> _EXERCISE BRIEF_
Every line of the listing that holds the word "würdigen" should be returned.

* * *

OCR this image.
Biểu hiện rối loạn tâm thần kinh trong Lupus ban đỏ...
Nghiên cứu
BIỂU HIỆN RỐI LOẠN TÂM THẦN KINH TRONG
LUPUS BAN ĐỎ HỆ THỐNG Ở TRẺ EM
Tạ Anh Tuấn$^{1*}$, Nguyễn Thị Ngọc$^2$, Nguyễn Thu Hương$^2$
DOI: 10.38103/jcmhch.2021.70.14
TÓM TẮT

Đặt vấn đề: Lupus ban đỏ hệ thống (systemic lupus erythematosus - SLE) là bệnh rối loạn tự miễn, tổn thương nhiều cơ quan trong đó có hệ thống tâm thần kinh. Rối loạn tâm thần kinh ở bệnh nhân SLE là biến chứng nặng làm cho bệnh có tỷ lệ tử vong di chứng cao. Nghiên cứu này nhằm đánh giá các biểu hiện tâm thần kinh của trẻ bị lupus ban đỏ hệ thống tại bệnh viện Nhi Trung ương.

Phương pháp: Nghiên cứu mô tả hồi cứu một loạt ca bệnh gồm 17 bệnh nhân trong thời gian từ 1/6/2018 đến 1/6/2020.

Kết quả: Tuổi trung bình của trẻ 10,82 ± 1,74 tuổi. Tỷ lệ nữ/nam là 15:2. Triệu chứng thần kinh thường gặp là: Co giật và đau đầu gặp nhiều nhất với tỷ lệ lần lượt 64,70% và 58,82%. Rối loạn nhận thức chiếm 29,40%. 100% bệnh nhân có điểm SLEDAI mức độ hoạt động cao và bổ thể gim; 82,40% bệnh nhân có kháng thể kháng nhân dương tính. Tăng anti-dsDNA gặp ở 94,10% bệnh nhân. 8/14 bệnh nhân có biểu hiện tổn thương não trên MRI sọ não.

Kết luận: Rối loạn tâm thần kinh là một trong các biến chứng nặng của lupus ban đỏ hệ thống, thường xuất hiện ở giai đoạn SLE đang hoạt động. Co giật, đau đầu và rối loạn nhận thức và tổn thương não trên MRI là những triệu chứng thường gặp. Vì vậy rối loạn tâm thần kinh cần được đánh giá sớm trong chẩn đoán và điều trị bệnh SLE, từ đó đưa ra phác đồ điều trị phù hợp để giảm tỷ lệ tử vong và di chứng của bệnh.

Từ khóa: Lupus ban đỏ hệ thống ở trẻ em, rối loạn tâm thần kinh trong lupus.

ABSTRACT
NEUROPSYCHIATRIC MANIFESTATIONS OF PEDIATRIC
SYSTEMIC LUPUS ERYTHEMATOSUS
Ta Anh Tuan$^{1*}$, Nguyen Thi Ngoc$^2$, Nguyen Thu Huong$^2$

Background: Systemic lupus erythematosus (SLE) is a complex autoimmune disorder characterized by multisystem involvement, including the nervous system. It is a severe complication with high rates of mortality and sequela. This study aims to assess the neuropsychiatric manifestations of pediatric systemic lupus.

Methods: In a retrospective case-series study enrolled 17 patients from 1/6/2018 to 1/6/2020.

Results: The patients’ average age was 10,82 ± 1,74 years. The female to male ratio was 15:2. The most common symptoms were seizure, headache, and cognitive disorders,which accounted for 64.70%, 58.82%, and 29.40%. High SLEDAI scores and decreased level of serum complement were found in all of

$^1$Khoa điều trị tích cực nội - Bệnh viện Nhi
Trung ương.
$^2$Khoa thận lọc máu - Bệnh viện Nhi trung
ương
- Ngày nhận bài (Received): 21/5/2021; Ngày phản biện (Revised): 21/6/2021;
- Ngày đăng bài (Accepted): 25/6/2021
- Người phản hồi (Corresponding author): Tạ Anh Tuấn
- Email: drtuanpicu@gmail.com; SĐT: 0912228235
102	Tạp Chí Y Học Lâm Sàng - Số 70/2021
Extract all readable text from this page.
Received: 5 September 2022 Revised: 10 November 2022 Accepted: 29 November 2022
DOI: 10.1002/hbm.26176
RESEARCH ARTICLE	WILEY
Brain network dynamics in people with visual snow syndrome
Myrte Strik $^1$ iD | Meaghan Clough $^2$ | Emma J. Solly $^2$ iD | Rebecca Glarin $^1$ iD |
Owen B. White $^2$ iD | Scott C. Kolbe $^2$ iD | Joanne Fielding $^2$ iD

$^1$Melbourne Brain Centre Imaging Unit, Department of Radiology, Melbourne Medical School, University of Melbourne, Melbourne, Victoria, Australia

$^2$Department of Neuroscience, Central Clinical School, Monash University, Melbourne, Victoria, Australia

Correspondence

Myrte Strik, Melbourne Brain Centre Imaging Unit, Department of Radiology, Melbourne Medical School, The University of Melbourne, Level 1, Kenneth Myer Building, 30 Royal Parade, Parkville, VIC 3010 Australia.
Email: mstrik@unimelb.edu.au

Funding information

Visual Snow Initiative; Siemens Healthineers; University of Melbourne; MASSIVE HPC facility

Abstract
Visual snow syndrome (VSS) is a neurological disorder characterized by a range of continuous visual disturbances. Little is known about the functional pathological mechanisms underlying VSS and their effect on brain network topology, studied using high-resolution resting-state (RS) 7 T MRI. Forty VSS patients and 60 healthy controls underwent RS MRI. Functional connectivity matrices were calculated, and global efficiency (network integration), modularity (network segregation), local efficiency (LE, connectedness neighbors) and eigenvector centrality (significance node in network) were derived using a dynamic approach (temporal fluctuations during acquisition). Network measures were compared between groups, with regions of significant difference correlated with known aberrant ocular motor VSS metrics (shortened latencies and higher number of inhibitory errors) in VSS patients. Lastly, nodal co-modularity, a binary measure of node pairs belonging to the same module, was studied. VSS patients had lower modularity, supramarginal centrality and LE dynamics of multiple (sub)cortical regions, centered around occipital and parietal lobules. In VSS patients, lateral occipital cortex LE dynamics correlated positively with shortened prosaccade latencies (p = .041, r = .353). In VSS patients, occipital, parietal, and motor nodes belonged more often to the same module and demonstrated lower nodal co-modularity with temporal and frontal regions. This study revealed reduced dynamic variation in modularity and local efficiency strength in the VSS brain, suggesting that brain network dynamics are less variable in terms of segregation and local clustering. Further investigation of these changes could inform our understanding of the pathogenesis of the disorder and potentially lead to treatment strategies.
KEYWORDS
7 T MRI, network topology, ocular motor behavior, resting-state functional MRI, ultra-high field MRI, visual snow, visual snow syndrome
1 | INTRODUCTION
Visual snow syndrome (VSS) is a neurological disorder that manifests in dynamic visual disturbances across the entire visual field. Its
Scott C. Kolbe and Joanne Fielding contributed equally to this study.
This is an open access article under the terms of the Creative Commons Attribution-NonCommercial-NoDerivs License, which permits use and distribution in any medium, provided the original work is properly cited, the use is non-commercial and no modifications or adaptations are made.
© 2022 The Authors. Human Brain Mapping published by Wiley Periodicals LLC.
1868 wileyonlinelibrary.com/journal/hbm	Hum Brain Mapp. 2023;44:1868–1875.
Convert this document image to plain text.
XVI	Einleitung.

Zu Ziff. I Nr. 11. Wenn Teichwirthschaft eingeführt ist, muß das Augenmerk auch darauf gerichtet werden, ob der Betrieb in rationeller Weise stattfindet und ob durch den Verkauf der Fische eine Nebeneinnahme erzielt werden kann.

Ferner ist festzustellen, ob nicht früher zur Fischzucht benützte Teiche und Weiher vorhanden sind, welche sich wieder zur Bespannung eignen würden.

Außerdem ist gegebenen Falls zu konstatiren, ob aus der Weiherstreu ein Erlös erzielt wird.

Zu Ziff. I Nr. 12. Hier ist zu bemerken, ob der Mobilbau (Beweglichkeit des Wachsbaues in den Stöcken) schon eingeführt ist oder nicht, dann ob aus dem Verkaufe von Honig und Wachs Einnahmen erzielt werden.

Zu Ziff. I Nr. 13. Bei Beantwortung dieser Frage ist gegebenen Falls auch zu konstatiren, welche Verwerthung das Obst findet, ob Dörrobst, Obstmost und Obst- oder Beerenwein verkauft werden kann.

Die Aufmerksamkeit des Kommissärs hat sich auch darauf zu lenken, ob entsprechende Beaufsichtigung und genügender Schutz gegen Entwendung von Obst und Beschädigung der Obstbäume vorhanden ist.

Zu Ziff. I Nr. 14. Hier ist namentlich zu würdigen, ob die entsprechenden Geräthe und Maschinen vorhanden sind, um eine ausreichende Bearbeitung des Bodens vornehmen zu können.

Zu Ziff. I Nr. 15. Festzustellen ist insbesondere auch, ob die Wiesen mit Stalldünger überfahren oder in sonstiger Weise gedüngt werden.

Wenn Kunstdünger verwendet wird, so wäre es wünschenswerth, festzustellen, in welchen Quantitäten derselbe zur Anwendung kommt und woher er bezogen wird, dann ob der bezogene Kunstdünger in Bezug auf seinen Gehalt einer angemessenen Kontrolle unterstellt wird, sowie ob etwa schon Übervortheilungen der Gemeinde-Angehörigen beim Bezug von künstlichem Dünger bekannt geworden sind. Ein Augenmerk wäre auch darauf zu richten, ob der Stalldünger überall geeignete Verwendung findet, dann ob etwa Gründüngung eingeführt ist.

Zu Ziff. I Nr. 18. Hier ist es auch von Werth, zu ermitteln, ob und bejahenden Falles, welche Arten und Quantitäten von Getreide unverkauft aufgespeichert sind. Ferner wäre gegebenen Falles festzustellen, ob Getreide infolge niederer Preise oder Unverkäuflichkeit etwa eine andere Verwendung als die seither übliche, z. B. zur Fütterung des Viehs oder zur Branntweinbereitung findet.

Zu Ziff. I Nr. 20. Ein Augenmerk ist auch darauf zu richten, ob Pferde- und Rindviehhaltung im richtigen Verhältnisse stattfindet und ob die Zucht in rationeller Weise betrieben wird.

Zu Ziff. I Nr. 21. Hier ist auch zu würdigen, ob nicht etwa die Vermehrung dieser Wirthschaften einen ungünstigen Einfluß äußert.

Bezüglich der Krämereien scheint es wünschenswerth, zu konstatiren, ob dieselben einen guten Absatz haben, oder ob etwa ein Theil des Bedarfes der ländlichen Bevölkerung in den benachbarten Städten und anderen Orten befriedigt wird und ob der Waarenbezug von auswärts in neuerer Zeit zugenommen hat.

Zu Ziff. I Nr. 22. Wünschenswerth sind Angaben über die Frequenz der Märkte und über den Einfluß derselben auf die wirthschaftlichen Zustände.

* * *

> _YOUR SOLUTION_
Zu Ziff. I Nr. 14. Hier ist namentlich zu würdigen, ob die entsprechenden Geräthe und Maschinen vorhanden sind, um eine ausreichende Bearbeitung des Bodens vornehmen zu können.
Zu Ziff. I Nr. 21. Hier ist auch zu würdigen, ob nicht etwa die Vermehrung dieser Wirthschaften einen ungünstigen Einfluß äußert.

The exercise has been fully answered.